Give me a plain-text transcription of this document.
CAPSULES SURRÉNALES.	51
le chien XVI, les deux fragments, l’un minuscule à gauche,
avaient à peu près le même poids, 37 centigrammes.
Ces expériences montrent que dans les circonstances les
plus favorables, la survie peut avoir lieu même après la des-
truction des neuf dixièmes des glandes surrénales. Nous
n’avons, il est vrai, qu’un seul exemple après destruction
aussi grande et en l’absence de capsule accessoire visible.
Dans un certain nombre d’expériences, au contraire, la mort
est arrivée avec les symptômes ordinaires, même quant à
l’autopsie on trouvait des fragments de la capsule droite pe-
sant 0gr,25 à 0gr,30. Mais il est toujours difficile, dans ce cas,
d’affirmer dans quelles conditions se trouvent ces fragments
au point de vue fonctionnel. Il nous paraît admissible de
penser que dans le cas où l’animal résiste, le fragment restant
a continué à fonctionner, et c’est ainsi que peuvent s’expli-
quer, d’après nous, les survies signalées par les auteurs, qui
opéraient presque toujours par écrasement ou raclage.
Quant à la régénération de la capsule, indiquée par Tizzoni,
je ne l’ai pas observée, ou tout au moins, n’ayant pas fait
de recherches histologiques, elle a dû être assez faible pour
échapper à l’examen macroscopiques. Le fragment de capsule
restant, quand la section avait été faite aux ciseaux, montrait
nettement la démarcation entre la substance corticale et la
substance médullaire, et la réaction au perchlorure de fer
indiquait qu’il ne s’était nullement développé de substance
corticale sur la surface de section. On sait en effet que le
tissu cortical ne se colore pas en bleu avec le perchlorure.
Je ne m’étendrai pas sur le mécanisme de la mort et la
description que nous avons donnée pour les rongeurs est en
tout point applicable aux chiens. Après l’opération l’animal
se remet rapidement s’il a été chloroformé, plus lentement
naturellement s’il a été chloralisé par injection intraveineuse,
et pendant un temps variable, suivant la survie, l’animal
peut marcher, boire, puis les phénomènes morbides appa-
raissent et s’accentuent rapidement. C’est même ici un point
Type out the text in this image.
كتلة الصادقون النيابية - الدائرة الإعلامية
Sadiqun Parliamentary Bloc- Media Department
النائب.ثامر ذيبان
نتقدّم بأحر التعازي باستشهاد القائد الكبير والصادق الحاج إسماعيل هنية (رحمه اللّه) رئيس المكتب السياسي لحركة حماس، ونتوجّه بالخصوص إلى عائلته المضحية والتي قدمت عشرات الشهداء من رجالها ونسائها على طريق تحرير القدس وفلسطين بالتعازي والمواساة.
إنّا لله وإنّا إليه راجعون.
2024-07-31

*Stated problem*
Gather all lines where the word "expériences" appears.

*Result for this exercise*
Ces expériences montrent que dans les circonstances les
Dans un certain nombre d’expériences, au contraire, la mort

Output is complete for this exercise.